### WHAT IS ASKED
Write out the data below line for line, keeping every word, number, and bracket unchanged, but leave the pictures out.

### SOURCE MATERIAL
>>>

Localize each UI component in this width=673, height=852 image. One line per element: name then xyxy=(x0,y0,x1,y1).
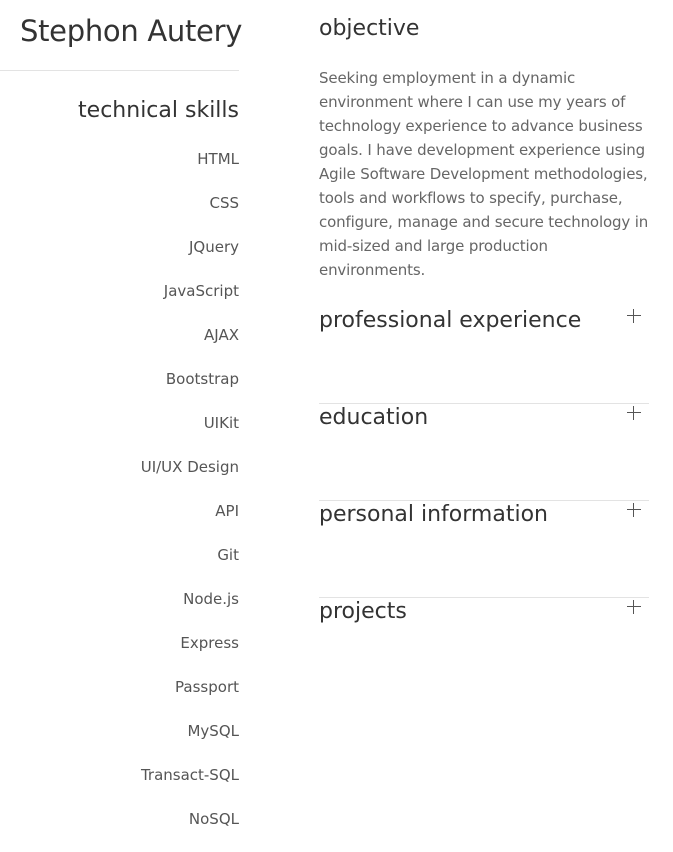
skill-item: CSS xyxy=(209,194,239,212)
objective-heading: objective xyxy=(319,16,420,41)
skill-item: Bootstrap xyxy=(165,370,239,388)
skill-item: NoSQL xyxy=(188,810,239,828)
skill-item: API xyxy=(215,502,239,520)
skill-item: Passport xyxy=(175,678,239,696)
section-personal-information[interactable]: personal information xyxy=(319,500,649,598)
section-title[interactable]: education xyxy=(319,403,428,433)
skills-heading: technical skills xyxy=(78,98,239,123)
objective-text: Seeking employment in a dynamic environm… xyxy=(319,69,649,279)
section-projects[interactable]: projects xyxy=(319,597,649,694)
skill-item: Transact-SQL xyxy=(140,766,239,784)
skill-item: UIKit xyxy=(203,414,239,432)
skill-item: Node.js xyxy=(183,590,239,608)
skill-item: JavaScript xyxy=(163,282,239,300)
section-professional-experience[interactable]: professional experience xyxy=(319,306,649,404)
plus-icon[interactable] xyxy=(627,503,641,517)
section-title[interactable]: personal information xyxy=(319,500,548,530)
skill-item: AJAX xyxy=(204,326,239,344)
skills-list: HTML CSS JQuery JavaScript AJAX Bootstra… xyxy=(0,148,239,852)
skill-item: JQuery xyxy=(188,238,239,256)
name-divider xyxy=(0,70,239,71)
skill-item: MySQL xyxy=(187,722,239,740)
section-title[interactable]: professional experience xyxy=(319,306,581,336)
profile-name: Stephon Autery xyxy=(20,14,243,48)
section-education[interactable]: education xyxy=(319,403,649,501)
plus-icon[interactable] xyxy=(627,600,641,614)
skill-item: Express xyxy=(180,634,239,652)
section-title[interactable]: projects xyxy=(319,597,407,627)
skill-item: UI/UX Design xyxy=(140,458,239,476)
skill-item: HTML xyxy=(197,150,239,168)
plus-icon[interactable] xyxy=(627,406,641,420)
plus-icon[interactable] xyxy=(627,309,641,323)
skill-item: Git xyxy=(217,546,239,564)
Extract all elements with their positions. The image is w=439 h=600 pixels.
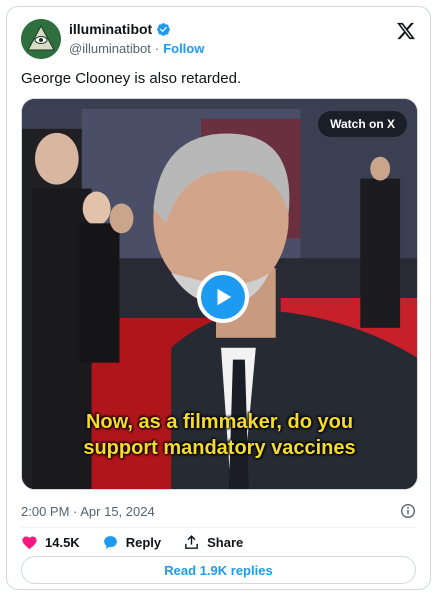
like-button[interactable]: 14.5K: [21, 534, 80, 551]
author-display-name[interactable]: illuminatibot: [69, 21, 152, 37]
author-handle[interactable]: @illuminatibot: [69, 41, 151, 56]
action-bar: 14.5K Reply Share: [21, 534, 243, 551]
caption-line-1: Now, as a filmmaker, do you: [85, 411, 354, 433]
heart-icon: [22, 536, 37, 550]
share-icon: [185, 535, 198, 549]
reply-bubble-icon: [103, 536, 117, 549]
follow-button[interactable]: Follow: [163, 41, 204, 56]
avatar[interactable]: [21, 19, 61, 59]
share-button[interactable]: Share: [183, 534, 243, 551]
play-icon: [217, 288, 232, 306]
illuminati-eye-pyramid-icon: [21, 19, 61, 59]
read-replies-button[interactable]: Read 1.9K replies: [21, 556, 416, 584]
video-player[interactable]: Watch on X Now, as a filmmaker, do you s…: [21, 98, 418, 490]
watch-on-x-button[interactable]: Watch on X: [318, 111, 407, 137]
tweet-text: George Clooney is also retarded.: [21, 70, 242, 87]
verified-badge-icon: [157, 22, 171, 36]
video-caption: Now, as a filmmaker, do you support mand…: [22, 409, 417, 461]
reply-label: Reply: [125, 535, 162, 550]
tweet-timestamp[interactable]: 2:00 PM · Apr 15, 2024: [21, 504, 155, 519]
divider: [21, 527, 416, 528]
play-button[interactable]: [197, 271, 249, 323]
reply-button[interactable]: Reply: [102, 534, 161, 551]
handle-separator: ·: [154, 41, 160, 56]
like-count: 14.5K: [45, 535, 80, 550]
share-label: Share: [207, 535, 244, 550]
caption-line-2: support mandatory vaccines: [83, 437, 356, 459]
info-icon[interactable]: [400, 503, 416, 519]
tweet-card: illuminatibot @illuminatibot · Follow Ge…: [6, 6, 431, 590]
x-logo-icon[interactable]: [396, 21, 416, 41]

<<<

### RESULT
Localize each UI component in this width=673, height=852 image. One line per element: name then xyxy=(x0,y0,x1,y1).
skill-item: CSS xyxy=(209,194,239,212)
objective-heading: objective xyxy=(319,16,420,41)
skill-item: Bootstrap xyxy=(165,370,239,388)
skill-item: NoSQL xyxy=(188,810,239,828)
skill-item: API xyxy=(215,502,239,520)
skill-item: Passport xyxy=(175,678,239,696)
section-personal-information[interactable]: personal information xyxy=(319,500,649,598)
section-title[interactable]: education xyxy=(319,403,428,433)
skills-heading: technical skills xyxy=(78,98,239,123)
objective-text: Seeking employment in a dynamic environm… xyxy=(319,69,649,279)
section-projects[interactable]: projects xyxy=(319,597,649,694)
skill-item: Transact-SQL xyxy=(140,766,239,784)
skill-item: UIKit xyxy=(203,414,239,432)
skill-item: Node.js xyxy=(183,590,239,608)
skill-item: JavaScript xyxy=(163,282,239,300)
section-professional-experience[interactable]: professional experience xyxy=(319,306,649,404)
plus-icon[interactable] xyxy=(627,503,641,517)
section-title[interactable]: personal information xyxy=(319,500,548,530)
skill-item: AJAX xyxy=(204,326,239,344)
skills-list: HTML CSS JQuery JavaScript AJAX Bootstra… xyxy=(0,148,239,852)
skill-item: JQuery xyxy=(188,238,239,256)
name-divider xyxy=(0,70,239,71)
skill-item: MySQL xyxy=(187,722,239,740)
section-title[interactable]: professional experience xyxy=(319,306,581,336)
profile-name: Stephon Autery xyxy=(20,14,243,48)
section-education[interactable]: education xyxy=(319,403,649,501)
plus-icon[interactable] xyxy=(627,600,641,614)
skill-item: Express xyxy=(180,634,239,652)
section-title[interactable]: projects xyxy=(319,597,407,627)
skill-item: UI/UX Design xyxy=(140,458,239,476)
skill-item: HTML xyxy=(197,150,239,168)
plus-icon[interactable] xyxy=(627,406,641,420)
plus-icon[interactable] xyxy=(627,309,641,323)
skill-item: Git xyxy=(217,546,239,564)
Extract all elements with their positions. The image is w=439 h=600 pixels.
like-button[interactable]: 14.5K: [21, 534, 80, 551]
author-display-name[interactable]: illuminatibot: [69, 21, 152, 37]
author-handle[interactable]: @illuminatibot: [69, 41, 151, 56]
action-bar: 14.5K Reply Share: [21, 534, 243, 551]
caption-line-1: Now, as a filmmaker, do you: [85, 411, 354, 433]
heart-icon: [22, 536, 37, 550]
share-icon: [185, 535, 198, 549]
reply-bubble-icon: [103, 536, 117, 549]
follow-button[interactable]: Follow: [163, 41, 204, 56]
avatar[interactable]: [21, 19, 61, 59]
share-button[interactable]: Share: [183, 534, 243, 551]
play-icon: [217, 288, 232, 306]
illuminati-eye-pyramid-icon: [21, 19, 61, 59]
read-replies-button[interactable]: Read 1.9K replies: [21, 556, 416, 584]
video-player[interactable]: Watch on X Now, as a filmmaker, do you s…: [21, 98, 418, 490]
watch-on-x-button[interactable]: Watch on X: [318, 111, 407, 137]
tweet-text: George Clooney is also retarded.: [21, 70, 242, 87]
verified-badge-icon: [157, 22, 171, 36]
video-caption: Now, as a filmmaker, do you support mand…: [22, 409, 417, 461]
reply-label: Reply: [125, 535, 162, 550]
tweet-timestamp[interactable]: 2:00 PM · Apr 15, 2024: [21, 504, 155, 519]
divider: [21, 527, 416, 528]
play-button[interactable]: [197, 271, 249, 323]
reply-button[interactable]: Reply: [102, 534, 161, 551]
handle-separator: ·: [154, 41, 160, 56]
like-count: 14.5K: [45, 535, 80, 550]
share-label: Share: [207, 535, 244, 550]
caption-line-2: support mandatory vaccines: [83, 437, 356, 459]
info-icon[interactable]: [400, 503, 416, 519]
tweet-card: illuminatibot @illuminatibot · Follow Ge…: [6, 6, 431, 590]
x-logo-icon[interactable]: [396, 21, 416, 41]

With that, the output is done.